- [WRITTEN REQUEST]
All entries should be output exactly as they stand.

[Rows from a dataset]
>>>

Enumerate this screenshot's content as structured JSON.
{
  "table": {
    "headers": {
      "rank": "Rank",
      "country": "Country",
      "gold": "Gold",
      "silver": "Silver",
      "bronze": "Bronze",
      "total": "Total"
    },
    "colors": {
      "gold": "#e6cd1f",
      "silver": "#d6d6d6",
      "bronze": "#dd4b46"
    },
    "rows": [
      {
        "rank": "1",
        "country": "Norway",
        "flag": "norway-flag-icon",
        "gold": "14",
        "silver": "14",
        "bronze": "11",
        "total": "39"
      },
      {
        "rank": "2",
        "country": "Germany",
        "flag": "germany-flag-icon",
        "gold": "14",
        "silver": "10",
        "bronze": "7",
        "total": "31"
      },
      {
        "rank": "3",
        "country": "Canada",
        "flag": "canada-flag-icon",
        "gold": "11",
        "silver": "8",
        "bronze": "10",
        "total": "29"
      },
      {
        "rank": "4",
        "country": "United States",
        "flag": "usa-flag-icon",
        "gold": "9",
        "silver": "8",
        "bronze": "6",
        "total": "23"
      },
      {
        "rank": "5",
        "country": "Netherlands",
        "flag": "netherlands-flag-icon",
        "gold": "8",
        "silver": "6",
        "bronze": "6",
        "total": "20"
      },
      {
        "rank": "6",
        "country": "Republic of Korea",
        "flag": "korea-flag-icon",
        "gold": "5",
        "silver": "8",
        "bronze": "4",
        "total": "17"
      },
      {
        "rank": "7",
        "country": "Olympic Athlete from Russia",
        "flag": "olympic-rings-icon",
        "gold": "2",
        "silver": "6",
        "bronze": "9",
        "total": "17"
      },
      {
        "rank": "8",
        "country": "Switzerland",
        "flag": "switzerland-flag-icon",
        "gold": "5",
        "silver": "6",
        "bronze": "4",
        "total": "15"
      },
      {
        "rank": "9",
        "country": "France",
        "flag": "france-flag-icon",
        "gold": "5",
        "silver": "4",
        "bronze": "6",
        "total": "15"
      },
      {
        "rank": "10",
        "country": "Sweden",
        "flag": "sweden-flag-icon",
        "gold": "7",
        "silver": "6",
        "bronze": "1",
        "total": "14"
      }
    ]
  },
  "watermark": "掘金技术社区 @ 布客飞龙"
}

<<<

- [PROBLEM SOLUTION]
Enumerate this screenshot's content as structured JSON.
{
  "table": {
    "headers": {
      "rank": "Rank",
      "country": "Country",
      "gold": "Gold",
      "silver": "Silver",
      "bronze": "Bronze",
      "total": "Total"
    },
    "colors": {
      "gold": "#e6cd1f",
      "silver": "#d6d6d6",
      "bronze": "#dd4b46"
    },
    "rows": [
      {
        "rank": "1",
        "country": "Norway",
        "flag": "norway-flag-icon",
        "gold": "14",
        "silver": "14",
        "bronze": "11",
        "total": "39"
      },
      {
        "rank": "2",
        "country": "Germany",
        "flag": "germany-flag-icon",
        "gold": "14",
        "silver": "10",
        "bronze": "7",
        "total": "31"
      },
      {
        "rank": "3",
        "country": "Canada",
        "flag": "canada-flag-icon",
        "gold": "11",
        "silver": "8",
        "bronze": "10",
        "total": "29"
      },
      {
        "rank": "4",
        "country": "United States",
        "flag": "usa-flag-icon",
        "gold": "9",
        "silver": "8",
        "bronze": "6",
        "total": "23"
      },
      {
        "rank": "5",
        "country": "Netherlands",
        "flag": "netherlands-flag-icon",
        "gold": "8",
        "silver": "6",
        "bronze": "6",
        "total": "20"
      },
      {
        "rank": "6",
        "country": "Republic of Korea",
        "flag": "korea-flag-icon",
        "gold": "5",
        "silver": "8",
        "bronze": "4",
        "total": "17"
      },
      {
        "rank": "7",
        "country": "Olympic Athlete from Russia",
        "flag": "olympic-rings-icon",
        "gold": "2",
        "silver": "6",
        "bronze": "9",
        "total": "17"
      },
      {
        "rank": "8",
        "country": "Switzerland",
        "flag": "switzerland-flag-icon",
        "gold": "5",
        "silver": "6",
        "bronze": "4",
        "total": "15"
      },
      {
        "rank": "9",
        "country": "France",
        "flag": "france-flag-icon",
        "gold": "5",
        "silver": "4",
        "bronze": "6",
        "total": "15"
      },
      {
        "rank": "10",
        "country": "Sweden",
        "flag": "sweden-flag-icon",
        "gold": "7",
        "silver": "6",
        "bronze": "1",
        "total": "14"
      }
    ]
  },
  "watermark": "掘金技术社区 @ 布客飞龙"
}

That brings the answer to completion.